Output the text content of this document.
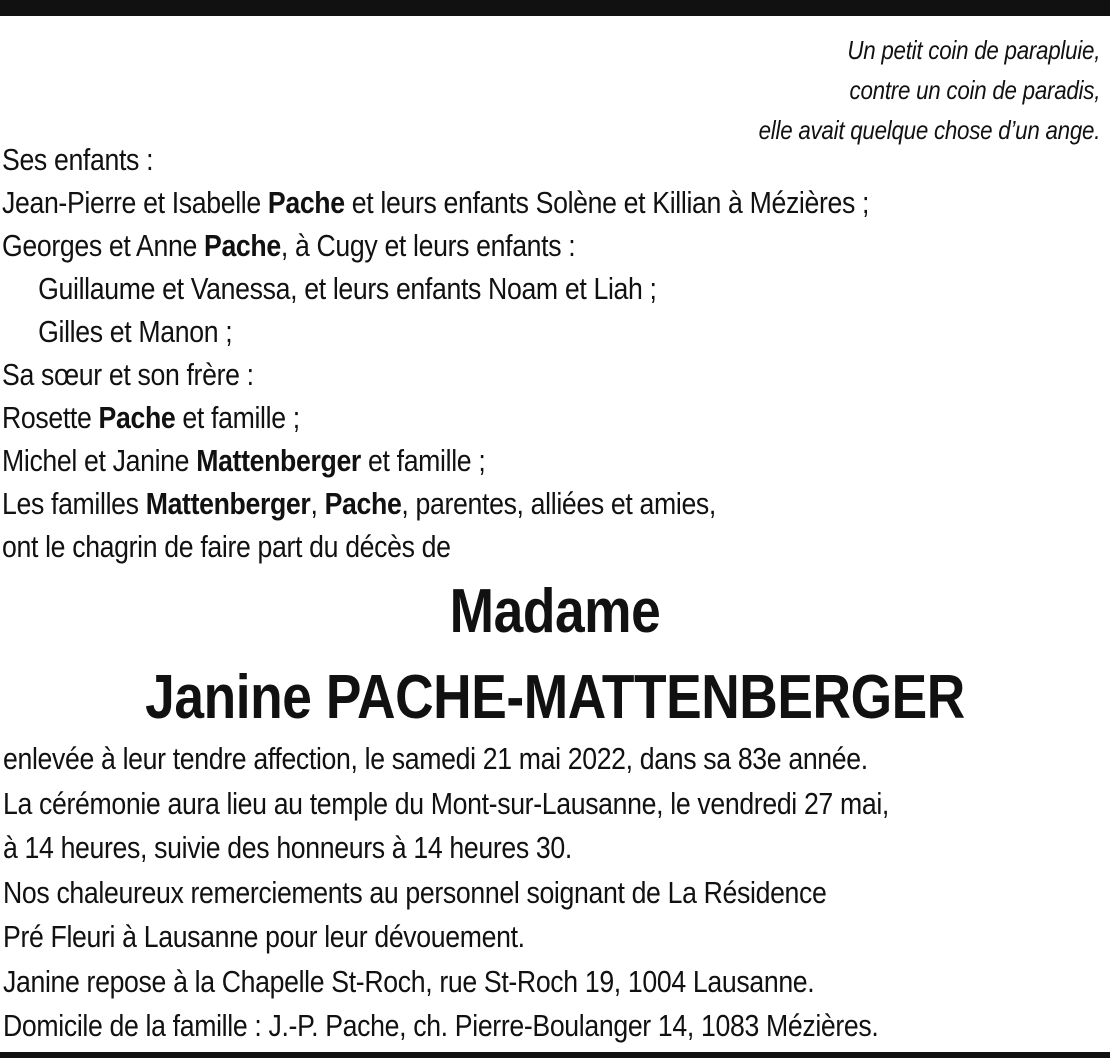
Un petit coin de parapluie,
contre un coin de paradis,
elle avait quelque chose d’un ange.
Ses enfants :
Jean-Pierre et Isabelle Pache et leurs enfants Solène et Killian à Mézières ;
Georges et Anne Pache, à Cugy et leurs enfants :
Guillaume et Vanessa, et leurs enfants Noam et Liah ;
Gilles et Manon ;
Sa sœur et son frère :
Rosette Pache et famille ;
Michel et Janine Mattenberger et famille ;
Les familles Mattenberger, Pache, parentes, alliées et amies,
ont le chagrin de faire part du décès de
Madame
Janine PACHE-MATTENBERGER
enlevée à leur tendre affection, le samedi 21 mai 2022, dans sa 83e année.
La cérémonie aura lieu au temple du Mont-sur-Lausanne, le vendredi 27 mai,
à 14 heures, suivie des honneurs à 14 heures 30.
Nos chaleureux remerciements au personnel soignant de La Résidence
Pré Fleuri à Lausanne pour leur dévouement.
Janine repose à la Chapelle St-Roch, rue St-Roch 19, 1004 Lausanne.
Domicile de la famille : J.-P. Pache, ch. Pierre-Boulanger 14, 1083 Mézières.
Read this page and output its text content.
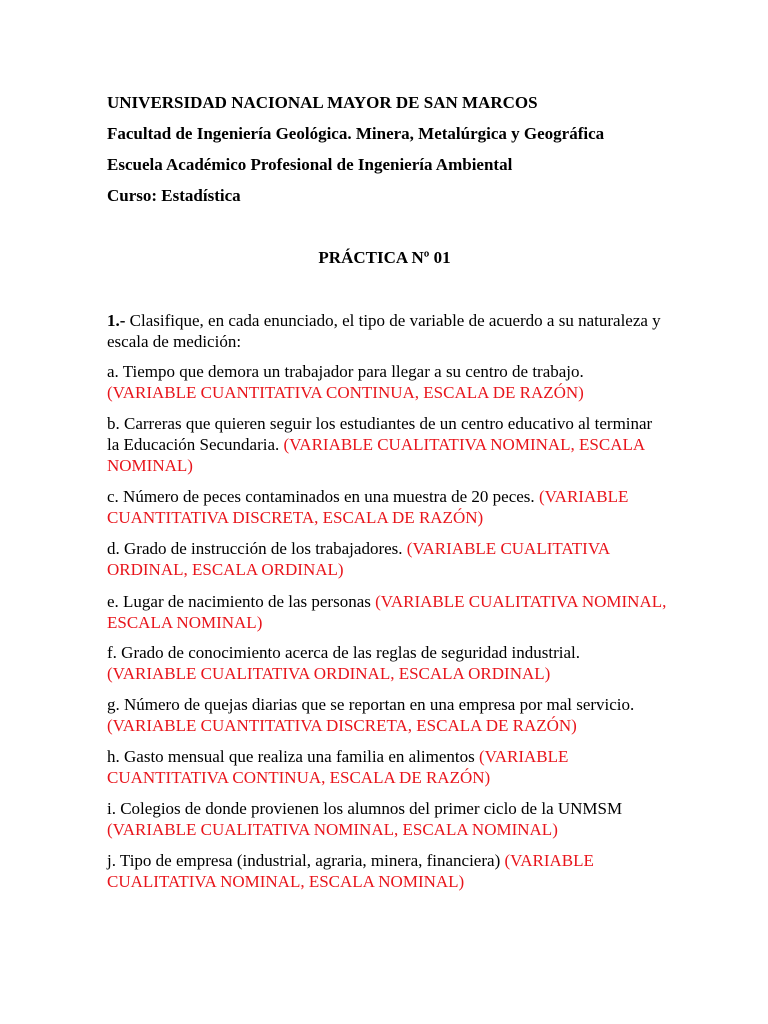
UNIVERSIDAD NACIONAL MAYOR DE SAN MARCOS
Facultad de Ingeniería Geológica. Minera, Metalúrgica y Geográfica
Escuela Académico Profesional de Ingeniería Ambiental
Curso: Estadística
PRÁCTICA Nº 01
1.- Clasifique, en cada enunciado, el tipo de variable de acuerdo a su naturaleza y escala de medición:
a. Tiempo que demora un trabajador para llegar a su centro de trabajo. (VARIABLE CUANTITATIVA CONTINUA, ESCALA DE RAZÓN)
b. Carreras que quieren seguir los estudiantes de un centro educativo al terminar la Educación Secundaria. (VARIABLE CUALITATIVA NOMINAL, ESCALA NOMINAL)
c. Número de peces contaminados en una muestra de 20 peces. (VARIABLE CUANTITATIVA DISCRETA, ESCALA DE RAZÓN)
d. Grado de instrucción de los trabajadores. (VARIABLE CUALITATIVA ORDINAL, ESCALA ORDINAL)
e. Lugar de nacimiento de las personas (VARIABLE CUALITATIVA NOMINAL, ESCALA NOMINAL)
f. Grado de conocimiento acerca de las reglas de seguridad industrial. (VARIABLE CUALITATIVA ORDINAL, ESCALA ORDINAL)
g. Número de quejas diarias que se reportan en una empresa por mal servicio. (VARIABLE CUANTITATIVA DISCRETA, ESCALA DE RAZÓN)
h. Gasto mensual que realiza una familia en alimentos (VARIABLE CUANTITATIVA CONTINUA, ESCALA DE RAZÓN)
i. Colegios de donde provienen los alumnos del primer ciclo de la UNMSM (VARIABLE CUALITATIVA NOMINAL, ESCALA NOMINAL)
j. Tipo de empresa (industrial, agraria, minera, financiera) (VARIABLE CUALITATIVA NOMINAL, ESCALA NOMINAL)
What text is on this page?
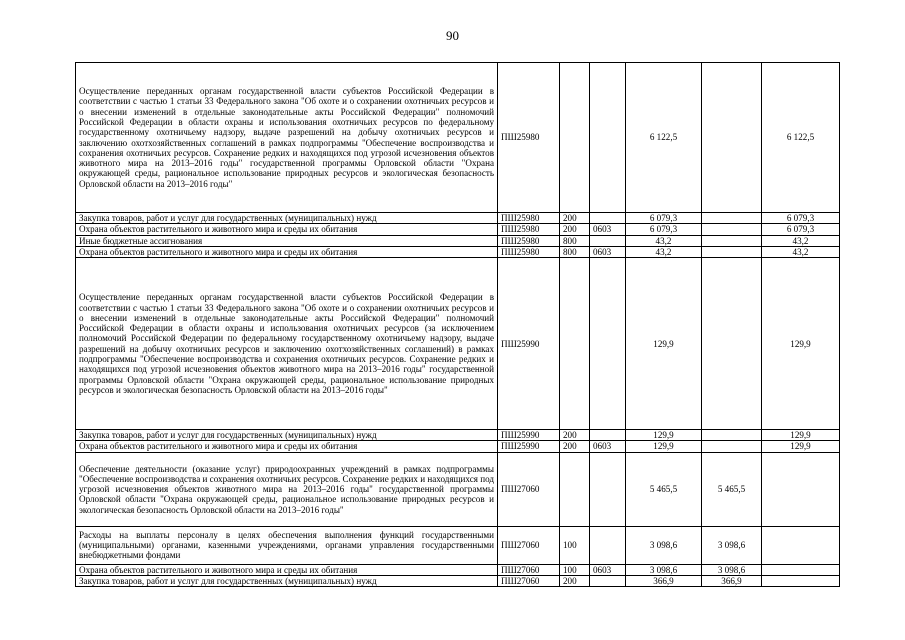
90
Осуществление переданных органам государственной власти субъектов Российской Федерации в соответствии с частью 1 статьи 33 Федерального закона "Об охоте и о сохранении охотничьих ресурсов и о внесении изменений в отдельные законодательные акты Российской Федерации" полномочий Российской Федерации в области охраны и использования охотничьих ресурсов по федеральному государственному охотничьему надзору, выдаче разрешений на добычу охотничьих ресурсов и заключению охотхозяйственных соглашений в рамках подпрограммы "Обеспечение воспроизводства и сохранения охотничьих ресурсов. Сохранение редких и находящихся под угрозой исчезновения объектов животного мира на 2013–2016 годы" государственной программы Орловской области "Охрана окружающей среды, рациональное использование природных ресурсов и экологическая безопасность Орловской области на 2013–2016 годы"	ПШ25980			6 122,5		6 122,5
Закупка товаров, работ и услуг для государственных (муниципальных) нужд	ПШ25980	200		6 079,3		6 079,3
Охрана объектов растительного и животного мира и среды их обитания	ПШ25980	200	0603	6 079,3		6 079,3
Иные бюджетные ассигнования	ПШ25980	800		43,2		43,2
Охрана объектов растительного и животного мира и среды их обитания	ПШ25980	800	0603	43,2		43,2
Осуществление переданных органам государственной власти субъектов Российской Федерации в соответствии с частью 1 статьи 33 Федерального закона "Об охоте и о сохранении охотничьих ресурсов и о внесении изменений в отдельные законодательные акты Российской Федерации" полномочий Российской Федерации в области охраны и использования охотничьих ресурсов (за исключением полномочий Российской Федерации по федеральному государственному охотничьему надзору, выдаче разрешений на добычу охотничьих ресурсов и заключению охотхозяйственных соглашений) в рамках подпрограммы "Обеспечение воспроизводства и сохранения охотничьих ресурсов. Сохранение редких и находящихся под угрозой исчезновения объектов животного мира на 2013–2016 годы" государственной программы Орловской области "Охрана окружающей среды, рациональное использование природных ресурсов и экологическая безопасность Орловской области на 2013–2016 годы"	ПШ25990			129,9		129,9
Закупка товаров, работ и услуг для государственных (муниципальных) нужд	ПШ25990	200		129,9		129,9
Охрана объектов растительного и животного мира и среды их обитания	ПШ25990	200	0603	129,9		129,9
Обеспечение деятельности (оказание услуг) природоохранных учреждений в рамках подпрограммы "Обеспечение воспроизводства и сохранения охотничьих ресурсов. Сохранение редких и находящихся под угрозой исчезновения объектов животного мира на 2013–2016 годы" государственной программы Орловской области "Охрана окружающей среды, рациональное использование природных ресурсов и экологическая безопасность Орловской области на 2013–2016 годы"	ПШ27060			5 465,5	5 465,5	
Расходы на выплаты персоналу в целях обеспечения выполнения функций государственными (муниципальными) органами, казенными учреждениями, органами управления государственными внебюджетными фондами	ПШ27060	100		3 098,6	3 098,6	
Охрана объектов растительного и животного мира и среды их обитания	ПШ27060	100	0603	3 098,6	3 098,6	
Закупка товаров, работ и услуг для государственных (муниципальных) нужд	ПШ27060	200		366,9	366,9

» **EXERCISE PROMPT**
Locate the lines above that contain "DISCRETA" and copy them.

» **RESULT FOR THIS TASK**
c. Número de peces contaminados en una muestra de 20 peces. (VARIABLE CUANTITATIVA DISCRETA, ESCALA DE RAZÓN)
g. Número de quejas diarias que se reportan en una empresa por mal servicio. (VARIABLE CUANTITATIVA DISCRETA, ESCALA DE RAZÓN)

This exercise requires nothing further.